**GIVEN TASK**
State how many lines in the entries below contain "debt". Write nothing but the number.

Records about charts and figures:
=-=-=
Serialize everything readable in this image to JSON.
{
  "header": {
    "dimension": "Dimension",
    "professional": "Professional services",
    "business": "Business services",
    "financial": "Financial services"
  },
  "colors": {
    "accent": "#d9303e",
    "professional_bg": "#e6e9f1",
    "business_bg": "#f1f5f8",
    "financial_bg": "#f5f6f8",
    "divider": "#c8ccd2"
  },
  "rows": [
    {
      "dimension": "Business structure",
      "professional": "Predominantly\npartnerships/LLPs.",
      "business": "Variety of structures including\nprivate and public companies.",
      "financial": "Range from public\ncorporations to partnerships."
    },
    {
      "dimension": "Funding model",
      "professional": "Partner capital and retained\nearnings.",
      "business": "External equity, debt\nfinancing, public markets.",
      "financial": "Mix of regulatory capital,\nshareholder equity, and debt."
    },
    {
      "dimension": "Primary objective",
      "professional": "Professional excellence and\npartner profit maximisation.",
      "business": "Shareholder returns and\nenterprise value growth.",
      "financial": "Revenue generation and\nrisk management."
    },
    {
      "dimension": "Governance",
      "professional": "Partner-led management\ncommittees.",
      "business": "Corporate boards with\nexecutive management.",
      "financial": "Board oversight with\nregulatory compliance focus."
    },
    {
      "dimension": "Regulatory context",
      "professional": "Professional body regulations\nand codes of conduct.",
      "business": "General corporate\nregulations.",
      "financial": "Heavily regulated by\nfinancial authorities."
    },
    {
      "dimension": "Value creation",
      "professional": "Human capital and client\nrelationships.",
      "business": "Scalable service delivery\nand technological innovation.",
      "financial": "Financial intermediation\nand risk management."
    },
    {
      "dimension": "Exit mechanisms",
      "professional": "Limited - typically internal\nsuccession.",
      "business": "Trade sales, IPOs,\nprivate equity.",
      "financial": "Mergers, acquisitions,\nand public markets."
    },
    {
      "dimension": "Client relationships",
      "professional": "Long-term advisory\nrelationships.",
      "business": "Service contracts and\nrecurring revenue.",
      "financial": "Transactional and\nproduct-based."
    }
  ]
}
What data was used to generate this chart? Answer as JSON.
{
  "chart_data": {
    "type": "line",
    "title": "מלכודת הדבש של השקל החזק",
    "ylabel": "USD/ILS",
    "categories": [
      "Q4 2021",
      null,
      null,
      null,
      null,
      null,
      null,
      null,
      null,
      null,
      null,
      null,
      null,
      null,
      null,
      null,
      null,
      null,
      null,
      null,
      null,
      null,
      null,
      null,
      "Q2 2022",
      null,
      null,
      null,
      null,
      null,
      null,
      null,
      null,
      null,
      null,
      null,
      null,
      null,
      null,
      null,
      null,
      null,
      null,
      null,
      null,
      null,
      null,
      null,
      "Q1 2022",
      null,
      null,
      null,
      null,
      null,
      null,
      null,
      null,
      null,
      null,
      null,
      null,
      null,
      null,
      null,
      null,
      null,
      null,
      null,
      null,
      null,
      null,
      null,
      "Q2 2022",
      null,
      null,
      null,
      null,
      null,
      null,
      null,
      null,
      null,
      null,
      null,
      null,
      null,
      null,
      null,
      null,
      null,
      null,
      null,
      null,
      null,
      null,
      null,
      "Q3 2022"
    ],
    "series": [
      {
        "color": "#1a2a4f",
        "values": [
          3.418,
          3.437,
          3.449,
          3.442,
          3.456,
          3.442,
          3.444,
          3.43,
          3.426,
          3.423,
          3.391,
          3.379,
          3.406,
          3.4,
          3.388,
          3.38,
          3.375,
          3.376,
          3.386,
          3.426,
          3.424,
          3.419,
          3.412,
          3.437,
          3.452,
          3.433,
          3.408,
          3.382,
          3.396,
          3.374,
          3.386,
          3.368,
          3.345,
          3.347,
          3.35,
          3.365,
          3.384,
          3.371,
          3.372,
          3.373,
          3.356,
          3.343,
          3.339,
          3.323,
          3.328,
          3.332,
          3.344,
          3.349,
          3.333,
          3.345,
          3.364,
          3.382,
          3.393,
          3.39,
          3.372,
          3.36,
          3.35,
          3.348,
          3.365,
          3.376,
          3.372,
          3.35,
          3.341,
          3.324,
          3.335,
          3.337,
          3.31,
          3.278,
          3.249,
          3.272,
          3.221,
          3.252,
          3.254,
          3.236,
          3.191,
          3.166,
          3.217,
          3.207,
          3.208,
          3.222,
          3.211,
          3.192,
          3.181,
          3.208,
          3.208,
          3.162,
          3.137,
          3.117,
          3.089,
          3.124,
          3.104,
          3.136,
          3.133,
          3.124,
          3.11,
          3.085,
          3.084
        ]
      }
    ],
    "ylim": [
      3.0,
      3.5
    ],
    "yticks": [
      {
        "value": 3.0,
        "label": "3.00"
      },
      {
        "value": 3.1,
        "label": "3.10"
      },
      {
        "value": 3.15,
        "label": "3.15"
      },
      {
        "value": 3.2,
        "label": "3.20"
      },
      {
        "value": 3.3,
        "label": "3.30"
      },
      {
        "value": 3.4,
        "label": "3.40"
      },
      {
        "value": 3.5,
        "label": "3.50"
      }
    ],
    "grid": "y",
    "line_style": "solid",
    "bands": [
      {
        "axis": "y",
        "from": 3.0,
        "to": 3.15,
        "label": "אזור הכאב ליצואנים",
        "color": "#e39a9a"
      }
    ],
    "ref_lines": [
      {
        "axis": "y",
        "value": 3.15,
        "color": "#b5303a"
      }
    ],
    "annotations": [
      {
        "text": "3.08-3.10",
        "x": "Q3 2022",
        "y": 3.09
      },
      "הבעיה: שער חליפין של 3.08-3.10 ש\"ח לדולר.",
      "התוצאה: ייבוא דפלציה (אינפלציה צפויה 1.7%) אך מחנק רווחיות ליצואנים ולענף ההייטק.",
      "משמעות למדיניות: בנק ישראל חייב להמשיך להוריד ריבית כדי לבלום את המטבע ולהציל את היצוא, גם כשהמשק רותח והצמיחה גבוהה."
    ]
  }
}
=-=-=
**SOLUTION BELOW**
2